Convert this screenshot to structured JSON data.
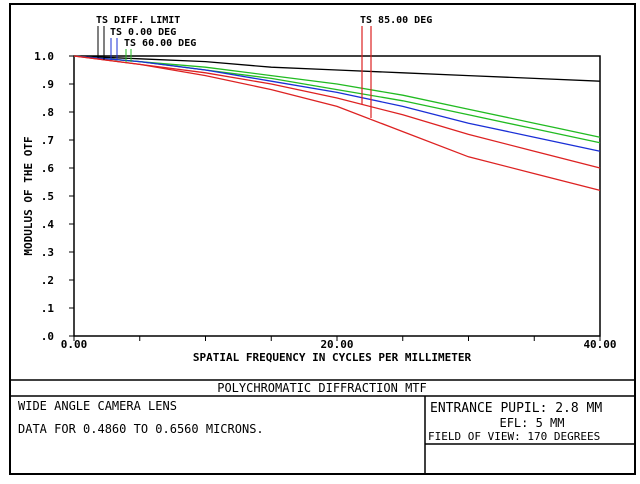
{
  "chart_data": {
    "type": "line",
    "title": "POLYCHROMATIC DIFFRACTION MTF",
    "xlabel": "SPATIAL FREQUENCY IN CYCLES PER MILLIMETER",
    "ylabel": "MODULUS OF THE OTF",
    "xlim": [
      0,
      40
    ],
    "ylim": [
      0,
      1.0
    ],
    "x_ticks": [
      0,
      5,
      10,
      15,
      20,
      25,
      30,
      35,
      40
    ],
    "x_tick_labels": [
      "0.00",
      "",
      "",
      "",
      "20.00",
      "",
      "",
      "",
      "40.00"
    ],
    "y_ticks": [
      0,
      0.1,
      0.2,
      0.3,
      0.4,
      0.5,
      0.6,
      0.7,
      0.8,
      0.9,
      1.0
    ],
    "y_tick_labels": [
      ".0",
      ".1",
      ".2",
      ".3",
      ".4",
      ".5",
      ".6",
      ".7",
      ".8",
      ".9",
      "1.0"
    ],
    "grid": false,
    "legend": [
      "TS DIFF. LIMIT",
      "TS 0.00 DEG",
      "TS 60.00 DEG",
      "TS 85.00 DEG"
    ],
    "series": [
      {
        "name": "TS DIFF. LIMIT",
        "color": "#000000",
        "x": [
          0,
          5,
          10,
          15,
          20,
          25,
          30,
          35,
          40
        ],
        "values": [
          1.0,
          0.99,
          0.98,
          0.96,
          0.95,
          0.94,
          0.93,
          0.92,
          0.91
        ]
      },
      {
        "color": "#22bb22",
        "x": [
          0,
          5,
          10,
          15,
          20,
          25,
          30,
          35,
          40
        ],
        "values": [
          1.0,
          0.98,
          0.96,
          0.93,
          0.9,
          0.86,
          0.81,
          0.76,
          0.71
        ]
      },
      {
        "color": "#22bb22",
        "x": [
          0,
          5,
          10,
          15,
          20,
          25,
          30,
          35,
          40
        ],
        "values": [
          1.0,
          0.98,
          0.95,
          0.92,
          0.88,
          0.84,
          0.79,
          0.74,
          0.69
        ]
      },
      {
        "color": "#1a2fd6",
        "x": [
          0,
          5,
          10,
          15,
          20,
          25,
          30,
          35,
          40
        ],
        "values": [
          1.0,
          0.98,
          0.95,
          0.91,
          0.87,
          0.82,
          0.76,
          0.71,
          0.66
        ]
      },
      {
        "color": "#dd2222",
        "x": [
          0,
          5,
          10,
          15,
          20,
          25,
          30,
          35,
          40
        ],
        "values": [
          1.0,
          0.97,
          0.94,
          0.9,
          0.85,
          0.79,
          0.72,
          0.66,
          0.6
        ]
      },
      {
        "color": "#dd2222",
        "x": [
          0,
          5,
          10,
          15,
          20,
          25,
          30,
          35,
          40
        ],
        "values": [
          1.0,
          0.97,
          0.93,
          0.88,
          0.82,
          0.73,
          0.64,
          0.58,
          0.52
        ]
      }
    ]
  },
  "footer": {
    "title": "POLYCHROMATIC DIFFRACTION MTF",
    "lens_name": "WIDE ANGLE CAMERA LENS",
    "data_range": "DATA FOR 0.4860 TO 0.6560 MICRONS.",
    "entrance_pupil": "ENTRANCE PUPIL: 2.8 MM",
    "efl": "EFL: 5 MM",
    "field_of_view": "FIELD OF VIEW: 170 DEGREES"
  },
  "colors": {
    "frame": "#000000",
    "background": "#ffffff"
  }
}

AIM OF THE TASK:
Each record above must be returned exactly as written, with its pictures omitted.

SOLUTION FOR THIS TASK:
Convert this screenshot to structured JSON data.
{
  "chart_data": {
    "type": "line",
    "title": "POLYCHROMATIC DIFFRACTION MTF",
    "xlabel": "SPATIAL FREQUENCY IN CYCLES PER MILLIMETER",
    "ylabel": "MODULUS OF THE OTF",
    "xlim": [
      0,
      40
    ],
    "ylim": [
      0,
      1.0
    ],
    "x_ticks": [
      0,
      5,
      10,
      15,
      20,
      25,
      30,
      35,
      40
    ],
    "x_tick_labels": [
      "0.00",
      "",
      "",
      "",
      "20.00",
      "",
      "",
      "",
      "40.00"
    ],
    "y_ticks": [
      0,
      0.1,
      0.2,
      0.3,
      0.4,
      0.5,
      0.6,
      0.7,
      0.8,
      0.9,
      1.0
    ],
    "y_tick_labels": [
      ".0",
      ".1",
      ".2",
      ".3",
      ".4",
      ".5",
      ".6",
      ".7",
      ".8",
      ".9",
      "1.0"
    ],
    "grid": false,
    "legend": [
      "TS DIFF. LIMIT",
      "TS 0.00 DEG",
      "TS 60.00 DEG",
      "TS 85.00 DEG"
    ],
    "series": [
      {
        "name": "TS DIFF. LIMIT",
        "color": "#000000",
        "x": [
          0,
          5,
          10,
          15,
          20,
          25,
          30,
          35,
          40
        ],
        "values": [
          1.0,
          0.99,
          0.98,
          0.96,
          0.95,
          0.94,
          0.93,
          0.92,
          0.91
        ]
      },
      {
        "color": "#22bb22",
        "x": [
          0,
          5,
          10,
          15,
          20,
          25,
          30,
          35,
          40
        ],
        "values": [
          1.0,
          0.98,
          0.96,
          0.93,
          0.9,
          0.86,
          0.81,
          0.76,
          0.71
        ]
      },
      {
        "color": "#22bb22",
        "x": [
          0,
          5,
          10,
          15,
          20,
          25,
          30,
          35,
          40
        ],
        "values": [
          1.0,
          0.98,
          0.95,
          0.92,
          0.88,
          0.84,
          0.79,
          0.74,
          0.69
        ]
      },
      {
        "color": "#1a2fd6",
        "x": [
          0,
          5,
          10,
          15,
          20,
          25,
          30,
          35,
          40
        ],
        "values": [
          1.0,
          0.98,
          0.95,
          0.91,
          0.87,
          0.82,
          0.76,
          0.71,
          0.66
        ]
      },
      {
        "color": "#dd2222",
        "x": [
          0,
          5,
          10,
          15,
          20,
          25,
          30,
          35,
          40
        ],
        "values": [
          1.0,
          0.97,
          0.94,
          0.9,
          0.85,
          0.79,
          0.72,
          0.66,
          0.6
        ]
      },
      {
        "color": "#dd2222",
        "x": [
          0,
          5,
          10,
          15,
          20,
          25,
          30,
          35,
          40
        ],
        "values": [
          1.0,
          0.97,
          0.93,
          0.88,
          0.82,
          0.73,
          0.64,
          0.58,
          0.52
        ]
      }
    ]
  },
  "footer": {
    "title": "POLYCHROMATIC DIFFRACTION MTF",
    "lens_name": "WIDE ANGLE CAMERA LENS",
    "data_range": "DATA FOR 0.4860 TO 0.6560 MICRONS.",
    "entrance_pupil": "ENTRANCE PUPIL: 2.8 MM",
    "efl": "EFL: 5 MM",
    "field_of_view": "FIELD OF VIEW: 170 DEGREES"
  },
  "colors": {
    "frame": "#000000",
    "background": "#ffffff"
  }
}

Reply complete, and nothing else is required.